** GIVEN PROBLEM **
Beginning with the line containing "Extract all readable text from this page." and ending with the last line, repeat the records exactly.

** SUPPLIED RECORDS **
------------------------------
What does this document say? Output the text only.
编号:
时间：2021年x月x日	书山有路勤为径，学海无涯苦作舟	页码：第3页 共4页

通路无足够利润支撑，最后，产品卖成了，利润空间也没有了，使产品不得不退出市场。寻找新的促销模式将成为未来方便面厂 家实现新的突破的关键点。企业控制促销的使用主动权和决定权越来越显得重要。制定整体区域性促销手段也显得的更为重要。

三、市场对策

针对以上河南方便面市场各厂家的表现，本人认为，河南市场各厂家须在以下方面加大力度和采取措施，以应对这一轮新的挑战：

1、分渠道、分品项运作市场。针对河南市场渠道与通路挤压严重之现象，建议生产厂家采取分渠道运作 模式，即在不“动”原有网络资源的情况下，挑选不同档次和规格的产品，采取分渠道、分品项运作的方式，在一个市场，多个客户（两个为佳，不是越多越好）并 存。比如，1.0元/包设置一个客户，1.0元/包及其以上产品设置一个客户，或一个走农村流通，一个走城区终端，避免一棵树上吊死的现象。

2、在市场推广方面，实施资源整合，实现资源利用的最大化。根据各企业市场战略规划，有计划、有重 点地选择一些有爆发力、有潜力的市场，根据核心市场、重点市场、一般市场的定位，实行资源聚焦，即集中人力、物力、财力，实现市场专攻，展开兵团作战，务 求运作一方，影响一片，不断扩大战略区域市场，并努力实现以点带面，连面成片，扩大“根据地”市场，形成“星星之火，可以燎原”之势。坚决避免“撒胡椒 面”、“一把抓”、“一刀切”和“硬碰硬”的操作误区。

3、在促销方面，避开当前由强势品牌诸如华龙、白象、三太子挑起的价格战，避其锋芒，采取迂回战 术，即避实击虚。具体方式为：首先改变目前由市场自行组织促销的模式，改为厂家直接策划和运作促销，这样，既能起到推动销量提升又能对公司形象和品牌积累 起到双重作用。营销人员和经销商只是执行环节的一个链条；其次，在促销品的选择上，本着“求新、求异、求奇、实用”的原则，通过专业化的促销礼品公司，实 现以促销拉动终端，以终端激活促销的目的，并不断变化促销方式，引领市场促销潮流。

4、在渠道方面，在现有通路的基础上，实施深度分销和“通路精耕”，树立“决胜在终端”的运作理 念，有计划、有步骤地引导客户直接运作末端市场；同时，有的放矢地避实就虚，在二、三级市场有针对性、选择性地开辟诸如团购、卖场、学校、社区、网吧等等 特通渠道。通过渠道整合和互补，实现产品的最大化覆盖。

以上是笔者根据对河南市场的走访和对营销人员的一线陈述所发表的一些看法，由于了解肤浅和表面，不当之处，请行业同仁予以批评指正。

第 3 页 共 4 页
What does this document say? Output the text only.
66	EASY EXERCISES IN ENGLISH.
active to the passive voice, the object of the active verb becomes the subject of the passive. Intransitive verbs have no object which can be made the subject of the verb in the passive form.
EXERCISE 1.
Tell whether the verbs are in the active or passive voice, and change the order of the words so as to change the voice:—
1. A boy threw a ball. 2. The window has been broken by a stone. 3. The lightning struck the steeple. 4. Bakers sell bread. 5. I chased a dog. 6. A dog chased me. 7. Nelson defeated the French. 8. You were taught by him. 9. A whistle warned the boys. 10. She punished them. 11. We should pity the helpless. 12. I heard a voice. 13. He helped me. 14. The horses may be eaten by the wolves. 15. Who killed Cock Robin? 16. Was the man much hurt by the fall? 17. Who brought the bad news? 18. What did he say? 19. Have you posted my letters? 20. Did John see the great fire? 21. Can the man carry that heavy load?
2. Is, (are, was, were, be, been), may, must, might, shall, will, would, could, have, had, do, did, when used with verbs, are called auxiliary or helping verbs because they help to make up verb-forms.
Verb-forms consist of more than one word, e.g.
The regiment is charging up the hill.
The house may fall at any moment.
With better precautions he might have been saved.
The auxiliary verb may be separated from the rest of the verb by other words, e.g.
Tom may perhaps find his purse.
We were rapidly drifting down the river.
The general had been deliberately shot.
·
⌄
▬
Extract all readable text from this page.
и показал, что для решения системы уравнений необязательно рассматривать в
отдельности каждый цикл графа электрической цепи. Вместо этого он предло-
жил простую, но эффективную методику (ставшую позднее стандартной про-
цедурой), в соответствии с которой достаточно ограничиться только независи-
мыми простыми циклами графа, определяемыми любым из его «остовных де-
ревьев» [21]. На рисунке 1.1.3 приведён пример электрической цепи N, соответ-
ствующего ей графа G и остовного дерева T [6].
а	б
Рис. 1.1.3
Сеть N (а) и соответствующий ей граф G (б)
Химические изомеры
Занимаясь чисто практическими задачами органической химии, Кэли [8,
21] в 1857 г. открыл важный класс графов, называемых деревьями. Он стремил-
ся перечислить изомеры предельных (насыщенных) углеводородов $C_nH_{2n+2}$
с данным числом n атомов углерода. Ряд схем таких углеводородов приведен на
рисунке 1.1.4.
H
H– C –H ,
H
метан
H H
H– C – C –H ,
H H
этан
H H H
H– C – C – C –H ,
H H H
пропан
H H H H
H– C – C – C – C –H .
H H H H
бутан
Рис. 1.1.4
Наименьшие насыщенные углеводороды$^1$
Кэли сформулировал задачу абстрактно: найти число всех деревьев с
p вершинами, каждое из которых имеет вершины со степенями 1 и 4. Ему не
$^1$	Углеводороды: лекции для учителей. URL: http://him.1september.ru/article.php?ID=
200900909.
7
------------------------------
** COMPLETE RESPONSE **
Extract all readable text from this page.
и показал, что для решения системы уравнений необязательно рассматривать в
отдельности каждый цикл графа электрической цепи. Вместо этого он предло-
жил простую, но эффективную методику (ставшую позднее стандартной про-
цедурой), в соответствии с которой достаточно ограничиться только независи-
мыми простыми циклами графа, определяемыми любым из его «остовных де-
ревьев» [21]. На рисунке 1.1.3 приведён пример электрической цепи N, соответ-
ствующего ей графа G и остовного дерева T [6].
а	б
Рис. 1.1.3
Сеть N (а) и соответствующий ей граф G (б)
Химические изомеры
Занимаясь чисто практическими задачами органической химии, Кэли [8,
21] в 1857 г. открыл важный класс графов, называемых деревьями. Он стремил-
ся перечислить изомеры предельных (насыщенных) углеводородов $C_nH_{2n+2}$
с данным числом n атомов углерода. Ряд схем таких углеводородов приведен на
рисунке 1.1.4.
H
H– C –H ,
H
метан
H H
H– C – C –H ,
H H
этан
H H H
H– C – C – C –H ,
H H H
пропан
H H H H
H– C – C – C – C –H .
H H H H
бутан
Рис. 1.1.4
Наименьшие насыщенные углеводороды$^1$
Кэли сформулировал задачу абстрактно: найти число всех деревьев с
p вершинами, каждое из которых имеет вершины со степенями 1 и 4. Ему не
$^1$	Углеводороды: лекции для учителей. URL: http://him.1september.ru/article.php?ID=
200900909.
7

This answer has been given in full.